##### GIVEN RECORDS #####

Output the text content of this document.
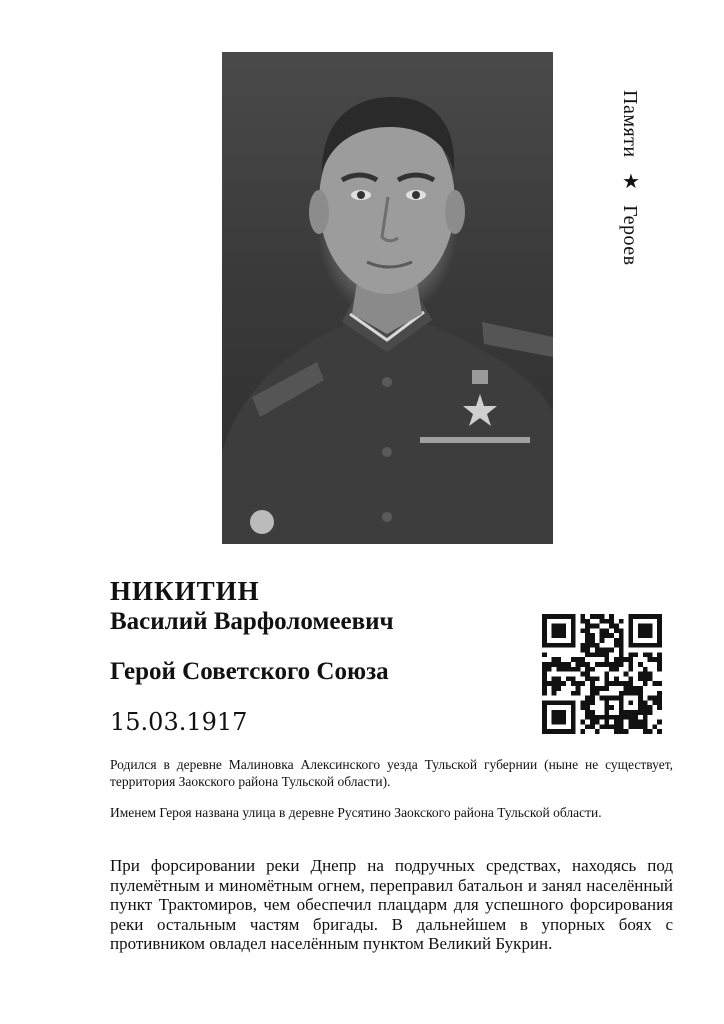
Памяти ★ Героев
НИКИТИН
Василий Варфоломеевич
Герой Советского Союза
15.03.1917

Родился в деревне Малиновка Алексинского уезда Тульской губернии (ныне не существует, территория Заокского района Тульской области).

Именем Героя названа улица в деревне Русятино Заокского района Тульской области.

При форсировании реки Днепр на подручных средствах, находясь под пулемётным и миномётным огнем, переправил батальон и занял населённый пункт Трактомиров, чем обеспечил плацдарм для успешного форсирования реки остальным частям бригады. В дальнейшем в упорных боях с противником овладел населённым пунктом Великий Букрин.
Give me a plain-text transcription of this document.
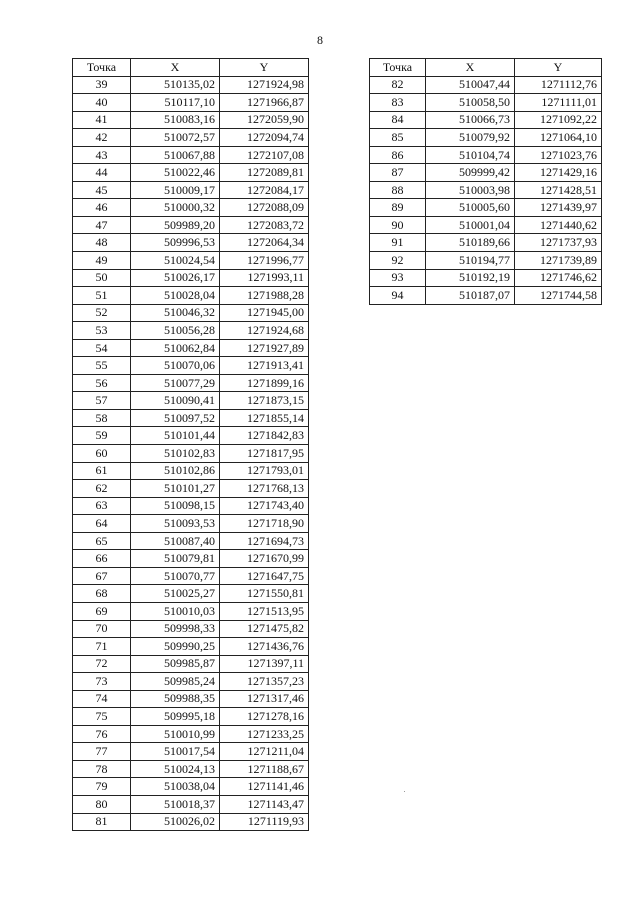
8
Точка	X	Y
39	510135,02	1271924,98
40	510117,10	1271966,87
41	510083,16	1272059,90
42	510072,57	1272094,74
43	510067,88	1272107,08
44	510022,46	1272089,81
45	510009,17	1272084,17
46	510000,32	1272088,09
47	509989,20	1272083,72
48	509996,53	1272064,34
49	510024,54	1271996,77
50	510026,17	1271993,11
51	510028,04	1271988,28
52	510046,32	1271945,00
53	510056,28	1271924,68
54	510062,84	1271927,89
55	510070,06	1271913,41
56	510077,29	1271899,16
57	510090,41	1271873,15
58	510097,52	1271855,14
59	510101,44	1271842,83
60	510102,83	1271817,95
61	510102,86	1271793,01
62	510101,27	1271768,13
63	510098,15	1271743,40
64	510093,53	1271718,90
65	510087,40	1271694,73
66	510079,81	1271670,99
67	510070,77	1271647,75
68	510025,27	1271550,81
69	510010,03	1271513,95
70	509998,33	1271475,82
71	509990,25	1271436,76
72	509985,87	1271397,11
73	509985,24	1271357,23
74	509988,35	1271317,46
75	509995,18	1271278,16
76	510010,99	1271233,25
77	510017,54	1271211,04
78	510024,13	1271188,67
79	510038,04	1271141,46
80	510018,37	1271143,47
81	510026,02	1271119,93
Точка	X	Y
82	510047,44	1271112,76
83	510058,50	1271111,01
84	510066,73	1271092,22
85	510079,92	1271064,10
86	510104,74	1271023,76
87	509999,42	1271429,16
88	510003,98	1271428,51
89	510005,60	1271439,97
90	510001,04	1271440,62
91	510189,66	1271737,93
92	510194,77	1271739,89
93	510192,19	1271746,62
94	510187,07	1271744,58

#####

Gather all lines from the listing above in which "document" occurs.

■ SOLUTION BELOW:
Output the text content of this document.
Give me a plain-text transcription of this document.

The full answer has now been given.